>> start MATERIAL SUPPLIED
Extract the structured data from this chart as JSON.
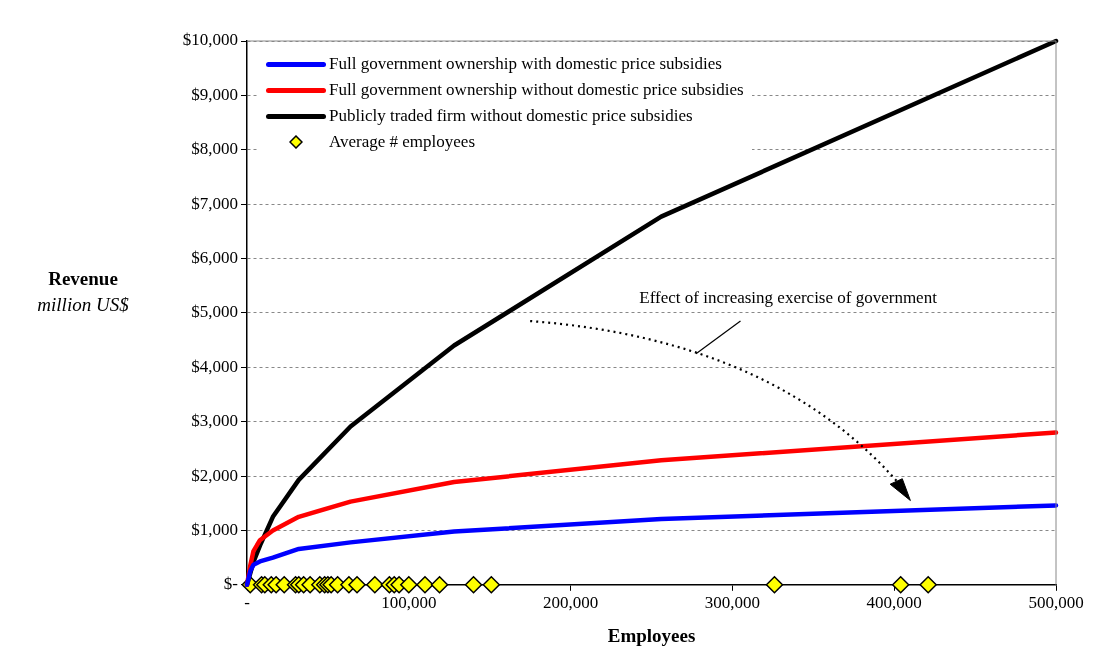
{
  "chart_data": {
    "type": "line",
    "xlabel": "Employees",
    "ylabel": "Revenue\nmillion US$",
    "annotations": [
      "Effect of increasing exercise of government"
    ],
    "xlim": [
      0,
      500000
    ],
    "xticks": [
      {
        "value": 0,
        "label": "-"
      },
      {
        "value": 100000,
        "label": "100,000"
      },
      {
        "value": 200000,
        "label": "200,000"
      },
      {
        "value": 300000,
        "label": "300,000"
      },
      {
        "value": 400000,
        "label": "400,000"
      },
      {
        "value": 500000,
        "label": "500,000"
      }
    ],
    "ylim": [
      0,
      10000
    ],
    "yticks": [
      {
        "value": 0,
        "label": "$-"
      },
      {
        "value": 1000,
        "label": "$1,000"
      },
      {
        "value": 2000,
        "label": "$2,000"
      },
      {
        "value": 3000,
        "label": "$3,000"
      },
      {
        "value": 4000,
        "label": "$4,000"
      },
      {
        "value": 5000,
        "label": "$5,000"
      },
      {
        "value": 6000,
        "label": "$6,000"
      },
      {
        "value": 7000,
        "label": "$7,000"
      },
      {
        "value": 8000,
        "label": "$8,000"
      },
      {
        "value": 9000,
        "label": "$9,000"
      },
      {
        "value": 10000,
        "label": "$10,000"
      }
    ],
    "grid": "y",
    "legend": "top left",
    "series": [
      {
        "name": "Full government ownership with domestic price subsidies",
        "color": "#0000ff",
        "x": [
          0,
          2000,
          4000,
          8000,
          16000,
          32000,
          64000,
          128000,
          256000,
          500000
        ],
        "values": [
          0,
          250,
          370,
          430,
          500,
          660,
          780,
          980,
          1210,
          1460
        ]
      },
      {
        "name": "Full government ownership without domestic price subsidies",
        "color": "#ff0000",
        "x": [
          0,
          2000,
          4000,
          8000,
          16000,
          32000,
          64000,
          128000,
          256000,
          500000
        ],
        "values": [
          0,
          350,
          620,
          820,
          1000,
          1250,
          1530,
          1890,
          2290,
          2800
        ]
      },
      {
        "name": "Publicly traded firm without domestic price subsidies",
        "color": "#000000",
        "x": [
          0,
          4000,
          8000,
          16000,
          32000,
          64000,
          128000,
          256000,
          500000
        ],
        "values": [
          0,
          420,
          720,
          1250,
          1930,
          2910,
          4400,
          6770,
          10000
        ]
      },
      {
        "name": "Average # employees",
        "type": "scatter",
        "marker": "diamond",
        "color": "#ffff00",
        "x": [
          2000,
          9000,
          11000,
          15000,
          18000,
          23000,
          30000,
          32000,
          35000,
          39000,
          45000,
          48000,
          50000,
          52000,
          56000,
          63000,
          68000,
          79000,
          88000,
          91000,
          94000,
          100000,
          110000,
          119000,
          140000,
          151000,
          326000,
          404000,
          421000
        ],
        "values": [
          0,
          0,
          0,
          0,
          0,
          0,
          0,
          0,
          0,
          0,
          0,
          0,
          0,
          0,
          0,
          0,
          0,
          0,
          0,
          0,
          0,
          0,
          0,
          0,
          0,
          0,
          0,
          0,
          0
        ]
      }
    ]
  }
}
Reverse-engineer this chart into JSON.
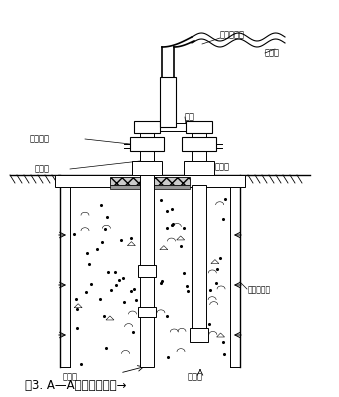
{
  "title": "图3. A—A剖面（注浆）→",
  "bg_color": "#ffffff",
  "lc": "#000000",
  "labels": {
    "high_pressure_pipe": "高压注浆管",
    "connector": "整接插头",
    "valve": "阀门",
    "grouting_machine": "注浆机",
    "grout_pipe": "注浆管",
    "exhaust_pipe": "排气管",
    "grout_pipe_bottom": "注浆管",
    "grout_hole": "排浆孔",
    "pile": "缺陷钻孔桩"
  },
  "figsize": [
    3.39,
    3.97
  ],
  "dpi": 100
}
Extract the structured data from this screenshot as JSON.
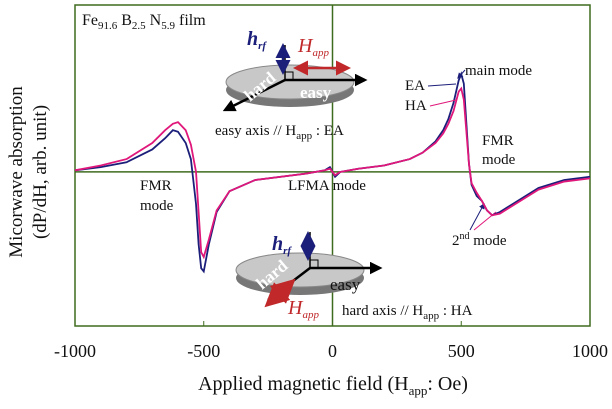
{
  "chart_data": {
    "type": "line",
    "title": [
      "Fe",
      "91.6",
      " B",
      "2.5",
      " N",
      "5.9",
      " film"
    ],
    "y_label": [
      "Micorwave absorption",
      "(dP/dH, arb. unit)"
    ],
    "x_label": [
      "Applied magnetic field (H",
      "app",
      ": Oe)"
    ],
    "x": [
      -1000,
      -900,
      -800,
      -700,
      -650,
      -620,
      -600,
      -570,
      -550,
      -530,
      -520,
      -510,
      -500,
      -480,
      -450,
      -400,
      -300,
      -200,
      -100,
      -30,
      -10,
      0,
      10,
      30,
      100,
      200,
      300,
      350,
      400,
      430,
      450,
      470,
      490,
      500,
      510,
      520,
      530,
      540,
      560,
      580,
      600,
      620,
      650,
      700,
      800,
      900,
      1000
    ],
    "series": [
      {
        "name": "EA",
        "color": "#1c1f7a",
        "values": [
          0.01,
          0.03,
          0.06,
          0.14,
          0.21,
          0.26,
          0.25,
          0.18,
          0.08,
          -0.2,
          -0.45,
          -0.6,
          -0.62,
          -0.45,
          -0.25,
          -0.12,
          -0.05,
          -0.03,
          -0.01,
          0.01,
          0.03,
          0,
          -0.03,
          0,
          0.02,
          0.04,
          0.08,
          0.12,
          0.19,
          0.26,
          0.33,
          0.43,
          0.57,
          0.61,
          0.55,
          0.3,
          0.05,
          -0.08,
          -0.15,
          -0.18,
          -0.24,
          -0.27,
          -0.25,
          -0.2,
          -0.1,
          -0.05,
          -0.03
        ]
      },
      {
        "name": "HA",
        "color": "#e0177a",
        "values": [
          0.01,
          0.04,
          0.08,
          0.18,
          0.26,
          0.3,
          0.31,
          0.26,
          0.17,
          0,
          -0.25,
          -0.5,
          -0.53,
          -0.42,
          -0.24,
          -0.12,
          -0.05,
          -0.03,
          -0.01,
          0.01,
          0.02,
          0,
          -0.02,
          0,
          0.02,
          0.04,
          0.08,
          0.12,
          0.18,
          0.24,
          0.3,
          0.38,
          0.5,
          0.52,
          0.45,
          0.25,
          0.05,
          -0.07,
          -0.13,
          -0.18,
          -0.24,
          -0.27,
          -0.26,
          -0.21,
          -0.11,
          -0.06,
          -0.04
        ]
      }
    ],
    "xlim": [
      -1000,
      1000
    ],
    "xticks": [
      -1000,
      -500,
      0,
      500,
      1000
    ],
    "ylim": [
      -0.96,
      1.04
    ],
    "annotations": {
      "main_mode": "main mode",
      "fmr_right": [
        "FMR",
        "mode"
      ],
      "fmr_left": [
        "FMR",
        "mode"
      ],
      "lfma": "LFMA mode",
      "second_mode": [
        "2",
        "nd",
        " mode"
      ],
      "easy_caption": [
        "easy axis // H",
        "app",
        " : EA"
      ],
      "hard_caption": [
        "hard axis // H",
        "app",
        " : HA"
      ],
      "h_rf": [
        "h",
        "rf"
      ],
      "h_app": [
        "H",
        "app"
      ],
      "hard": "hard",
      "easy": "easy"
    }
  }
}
>> end MATERIAL SUPPLIED
**THE REQUEST**: Make an exact copy of every record, pictures excluded.

**CORRECT RESPONSE**:
Extract the structured data from this chart as JSON.
{
  "chart_data": {
    "type": "line",
    "xlabel": "Employees",
    "ylabel": "Revenue\nmillion US$",
    "annotations": [
      "Effect of increasing exercise of government"
    ],
    "xlim": [
      0,
      500000
    ],
    "xticks": [
      {
        "value": 0,
        "label": "-"
      },
      {
        "value": 100000,
        "label": "100,000"
      },
      {
        "value": 200000,
        "label": "200,000"
      },
      {
        "value": 300000,
        "label": "300,000"
      },
      {
        "value": 400000,
        "label": "400,000"
      },
      {
        "value": 500000,
        "label": "500,000"
      }
    ],
    "ylim": [
      0,
      10000
    ],
    "yticks": [
      {
        "value": 0,
        "label": "$-"
      },
      {
        "value": 1000,
        "label": "$1,000"
      },
      {
        "value": 2000,
        "label": "$2,000"
      },
      {
        "value": 3000,
        "label": "$3,000"
      },
      {
        "value": 4000,
        "label": "$4,000"
      },
      {
        "value": 5000,
        "label": "$5,000"
      },
      {
        "value": 6000,
        "label": "$6,000"
      },
      {
        "value": 7000,
        "label": "$7,000"
      },
      {
        "value": 8000,
        "label": "$8,000"
      },
      {
        "value": 9000,
        "label": "$9,000"
      },
      {
        "value": 10000,
        "label": "$10,000"
      }
    ],
    "grid": "y",
    "legend": "top left",
    "series": [
      {
        "name": "Full government ownership with domestic price subsidies",
        "color": "#0000ff",
        "x": [
          0,
          2000,
          4000,
          8000,
          16000,
          32000,
          64000,
          128000,
          256000,
          500000
        ],
        "values": [
          0,
          250,
          370,
          430,
          500,
          660,
          780,
          980,
          1210,
          1460
        ]
      },
      {
        "name": "Full government ownership without domestic price subsidies",
        "color": "#ff0000",
        "x": [
          0,
          2000,
          4000,
          8000,
          16000,
          32000,
          64000,
          128000,
          256000,
          500000
        ],
        "values": [
          0,
          350,
          620,
          820,
          1000,
          1250,
          1530,
          1890,
          2290,
          2800
        ]
      },
      {
        "name": "Publicly traded firm without domestic price subsidies",
        "color": "#000000",
        "x": [
          0,
          4000,
          8000,
          16000,
          32000,
          64000,
          128000,
          256000,
          500000
        ],
        "values": [
          0,
          420,
          720,
          1250,
          1930,
          2910,
          4400,
          6770,
          10000
        ]
      },
      {
        "name": "Average # employees",
        "type": "scatter",
        "marker": "diamond",
        "color": "#ffff00",
        "x": [
          2000,
          9000,
          11000,
          15000,
          18000,
          23000,
          30000,
          32000,
          35000,
          39000,
          45000,
          48000,
          50000,
          52000,
          56000,
          63000,
          68000,
          79000,
          88000,
          91000,
          94000,
          100000,
          110000,
          119000,
          140000,
          151000,
          326000,
          404000,
          421000
        ],
        "values": [
          0,
          0,
          0,
          0,
          0,
          0,
          0,
          0,
          0,
          0,
          0,
          0,
          0,
          0,
          0,
          0,
          0,
          0,
          0,
          0,
          0,
          0,
          0,
          0,
          0,
          0,
          0,
          0,
          0
        ]
      }
    ]
  }
}
Reverse-engineer this chart into JSON.
{
  "title": "图3. A—A剖面（注浆）→",
  "bg_color": "#ffffff",
  "lc": "#000000",
  "labels": {
    "high_pressure_pipe": "高压注浆管",
    "connector": "整接插头",
    "valve": "阀门",
    "grouting_machine": "注浆机",
    "grout_pipe": "注浆管",
    "exhaust_pipe": "排气管",
    "grout_pipe_bottom": "注浆管",
    "grout_hole": "排浆孔",
    "pile": "缺陷钻孔桩"
  },
  "figsize": [
    3.39,
    3.97
  ],
  "dpi": 100
}
Extract the structured data from this screenshot as JSON.
{
  "chart_data": {
    "type": "line",
    "title": [
      "Fe",
      "91.6",
      " B",
      "2.5",
      " N",
      "5.9",
      " film"
    ],
    "y_label": [
      "Micorwave absorption",
      "(dP/dH, arb. unit)"
    ],
    "x_label": [
      "Applied magnetic field (H",
      "app",
      ": Oe)"
    ],
    "x": [
      -1000,
      -900,
      -800,
      -700,
      -650,
      -620,
      -600,
      -570,
      -550,
      -530,
      -520,
      -510,
      -500,
      -480,
      -450,
      -400,
      -300,
      -200,
      -100,
      -30,
      -10,
      0,
      10,
      30,
      100,
      200,
      300,
      350,
      400,
      430,
      450,
      470,
      490,
      500,
      510,
      520,
      530,
      540,
      560,
      580,
      600,
      620,
      650,
      700,
      800,
      900,
      1000
    ],
    "series": [
      {
        "name": "EA",
        "color": "#1c1f7a",
        "values": [
          0.01,
          0.03,
          0.06,
          0.14,
          0.21,
          0.26,
          0.25,
          0.18,
          0.08,
          -0.2,
          -0.45,
          -0.6,
          -0.62,
          -0.45,
          -0.25,
          -0.12,
          -0.05,
          -0.03,
          -0.01,
          0.01,
          0.03,
          0,
          -0.03,
          0,
          0.02,
          0.04,
          0.08,
          0.12,
          0.19,
          0.26,
          0.33,
          0.43,
          0.57,
          0.61,
          0.55,
          0.3,
          0.05,
          -0.08,
          -0.15,
          -0.18,
          -0.24,
          -0.27,
          -0.25,
          -0.2,
          -0.1,
          -0.05,
          -0.03
        ]
      },
      {
        "name": "HA",
        "color": "#e0177a",
        "values": [
          0.01,
          0.04,
          0.08,
          0.18,
          0.26,
          0.3,
          0.31,
          0.26,
          0.17,
          0,
          -0.25,
          -0.5,
          -0.53,
          -0.42,
          -0.24,
          -0.12,
          -0.05,
          -0.03,
          -0.01,
          0.01,
          0.02,
          0,
          -0.02,
          0,
          0.02,
          0.04,
          0.08,
          0.12,
          0.18,
          0.24,
          0.3,
          0.38,
          0.5,
          0.52,
          0.45,
          0.25,
          0.05,
          -0.07,
          -0.13,
          -0.18,
          -0.24,
          -0.27,
          -0.26,
          -0.21,
          -0.11,
          -0.06,
          -0.04
        ]
      }
    ],
    "xlim": [
      -1000,
      1000
    ],
    "xticks": [
      -1000,
      -500,
      0,
      500,
      1000
    ],
    "ylim": [
      -0.96,
      1.04
    ],
    "annotations": {
      "main_mode": "main mode",
      "fmr_right": [
        "FMR",
        "mode"
      ],
      "fmr_left": [
        "FMR",
        "mode"
      ],
      "lfma": "LFMA mode",
      "second_mode": [
        "2",
        "nd",
        " mode"
      ],
      "easy_caption": [
        "easy axis // H",
        "app",
        " : EA"
      ],
      "hard_caption": [
        "hard axis // H",
        "app",
        " : HA"
      ],
      "h_rf": [
        "h",
        "rf"
      ],
      "h_app": [
        "H",
        "app"
      ],
      "hard": "hard",
      "easy": "easy"
    }
  }
}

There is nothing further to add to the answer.